Written problem
Write out all of the entries that follow, word for word, but skip the pictures.

[Stored data entries]
┌──
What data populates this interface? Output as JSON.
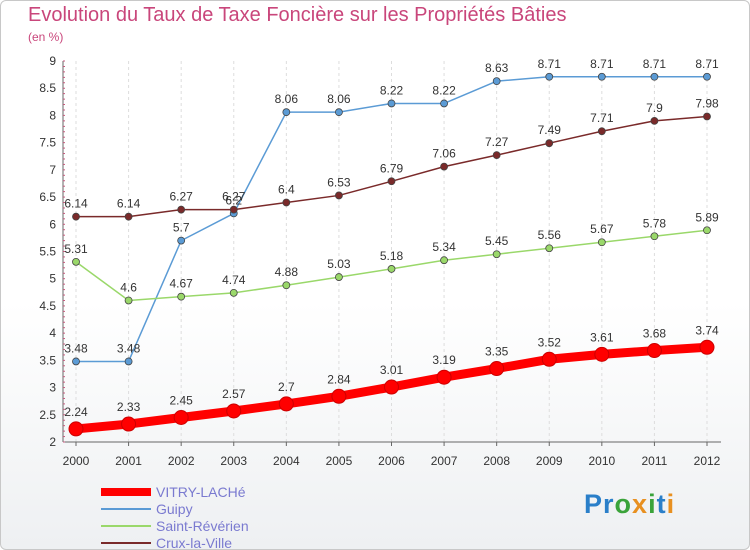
{
  "title": "Evolution du Taux de Taxe Foncière sur les Propriétés Bâties",
  "unit": "(en %)",
  "logo": {
    "text": "Proxiti",
    "letter_colors": [
      "#2a7fc9",
      "#2a7fc9",
      "#3aa33a",
      "#e89020",
      "#3aa33a",
      "#2a7fc9",
      "#e89020"
    ]
  },
  "chart_data": {
    "type": "line",
    "title": "Evolution du Taux de Taxe Foncière sur les Propriétés Bâties",
    "ylabel": "(en %)",
    "xlabel": "",
    "x": [
      2000,
      2001,
      2002,
      2003,
      2004,
      2005,
      2006,
      2007,
      2008,
      2009,
      2010,
      2011,
      2012
    ],
    "ylim": [
      2,
      9
    ],
    "yticks": [
      2,
      2.5,
      3,
      3.5,
      4,
      4.5,
      5,
      5.5,
      6,
      6.5,
      7,
      7.5,
      8,
      8.5,
      9
    ],
    "series": [
      {
        "name": "VITRY-LACHé",
        "color": "#ff0000",
        "values": [
          2.24,
          2.33,
          2.45,
          2.57,
          2.7,
          2.84,
          3.01,
          3.19,
          3.35,
          3.52,
          3.61,
          3.68,
          3.74
        ],
        "labels": [
          "2.24",
          "2.33",
          "2.45",
          "2.57",
          "2.7",
          "2.84",
          "3.01",
          "3.19",
          "3.35",
          "3.52",
          "3.61",
          "3.68",
          "3.74"
        ]
      },
      {
        "name": "Guipy",
        "color": "#5b9bd5",
        "values": [
          3.48,
          3.48,
          5.7,
          6.2,
          8.06,
          8.06,
          8.22,
          8.22,
          8.63,
          8.71,
          8.71,
          8.71,
          8.71
        ],
        "labels": [
          "3.48",
          "3.48",
          "5.7",
          "6.2",
          "8.06",
          "8.06",
          "8.22",
          "8.22",
          "8.63",
          "8.71",
          "8.71",
          "8.71",
          "8.71"
        ]
      },
      {
        "name": "Saint-Révérien",
        "color": "#9ad86a",
        "values": [
          5.31,
          4.6,
          4.67,
          4.74,
          4.88,
          5.03,
          5.18,
          5.34,
          5.45,
          5.56,
          5.67,
          5.78,
          5.89
        ],
        "labels": [
          "5.31",
          "4.6",
          "4.67",
          "4.74",
          "4.88",
          "5.03",
          "5.18",
          "5.34",
          "5.45",
          "5.56",
          "5.67",
          "5.78",
          "5.89"
        ]
      },
      {
        "name": "Crux-la-Ville",
        "color": "#7a2a2a",
        "values": [
          6.14,
          6.14,
          6.27,
          6.27,
          6.4,
          6.53,
          6.79,
          7.06,
          7.27,
          7.49,
          7.71,
          7.9,
          7.98
        ],
        "labels": [
          "6.14",
          "6.14",
          "6.27",
          "6.27",
          "6.4",
          "6.53",
          "6.79",
          "7.06",
          "7.27",
          "7.49",
          "7.71",
          "7.9",
          "7.98"
        ]
      }
    ],
    "legend_position": "bottom-left"
  }
}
└──
Result below
What data populates this interface? Output as JSON.
{
  "title": "Evolution du Taux de Taxe Foncière sur les Propriétés Bâties",
  "unit": "(en %)",
  "logo": {
    "text": "Proxiti",
    "letter_colors": [
      "#2a7fc9",
      "#2a7fc9",
      "#3aa33a",
      "#e89020",
      "#3aa33a",
      "#2a7fc9",
      "#e89020"
    ]
  },
  "chart_data": {
    "type": "line",
    "title": "Evolution du Taux de Taxe Foncière sur les Propriétés Bâties",
    "ylabel": "(en %)",
    "xlabel": "",
    "x": [
      2000,
      2001,
      2002,
      2003,
      2004,
      2005,
      2006,
      2007,
      2008,
      2009,
      2010,
      2011,
      2012
    ],
    "ylim": [
      2,
      9
    ],
    "yticks": [
      2,
      2.5,
      3,
      3.5,
      4,
      4.5,
      5,
      5.5,
      6,
      6.5,
      7,
      7.5,
      8,
      8.5,
      9
    ],
    "series": [
      {
        "name": "VITRY-LACHé",
        "color": "#ff0000",
        "values": [
          2.24,
          2.33,
          2.45,
          2.57,
          2.7,
          2.84,
          3.01,
          3.19,
          3.35,
          3.52,
          3.61,
          3.68,
          3.74
        ],
        "labels": [
          "2.24",
          "2.33",
          "2.45",
          "2.57",
          "2.7",
          "2.84",
          "3.01",
          "3.19",
          "3.35",
          "3.52",
          "3.61",
          "3.68",
          "3.74"
        ]
      },
      {
        "name": "Guipy",
        "color": "#5b9bd5",
        "values": [
          3.48,
          3.48,
          5.7,
          6.2,
          8.06,
          8.06,
          8.22,
          8.22,
          8.63,
          8.71,
          8.71,
          8.71,
          8.71
        ],
        "labels": [
          "3.48",
          "3.48",
          "5.7",
          "6.2",
          "8.06",
          "8.06",
          "8.22",
          "8.22",
          "8.63",
          "8.71",
          "8.71",
          "8.71",
          "8.71"
        ]
      },
      {
        "name": "Saint-Révérien",
        "color": "#9ad86a",
        "values": [
          5.31,
          4.6,
          4.67,
          4.74,
          4.88,
          5.03,
          5.18,
          5.34,
          5.45,
          5.56,
          5.67,
          5.78,
          5.89
        ],
        "labels": [
          "5.31",
          "4.6",
          "4.67",
          "4.74",
          "4.88",
          "5.03",
          "5.18",
          "5.34",
          "5.45",
          "5.56",
          "5.67",
          "5.78",
          "5.89"
        ]
      },
      {
        "name": "Crux-la-Ville",
        "color": "#7a2a2a",
        "values": [
          6.14,
          6.14,
          6.27,
          6.27,
          6.4,
          6.53,
          6.79,
          7.06,
          7.27,
          7.49,
          7.71,
          7.9,
          7.98
        ],
        "labels": [
          "6.14",
          "6.14",
          "6.27",
          "6.27",
          "6.4",
          "6.53",
          "6.79",
          "7.06",
          "7.27",
          "7.49",
          "7.71",
          "7.9",
          "7.98"
        ]
      }
    ],
    "legend_position": "bottom-left"
  }
}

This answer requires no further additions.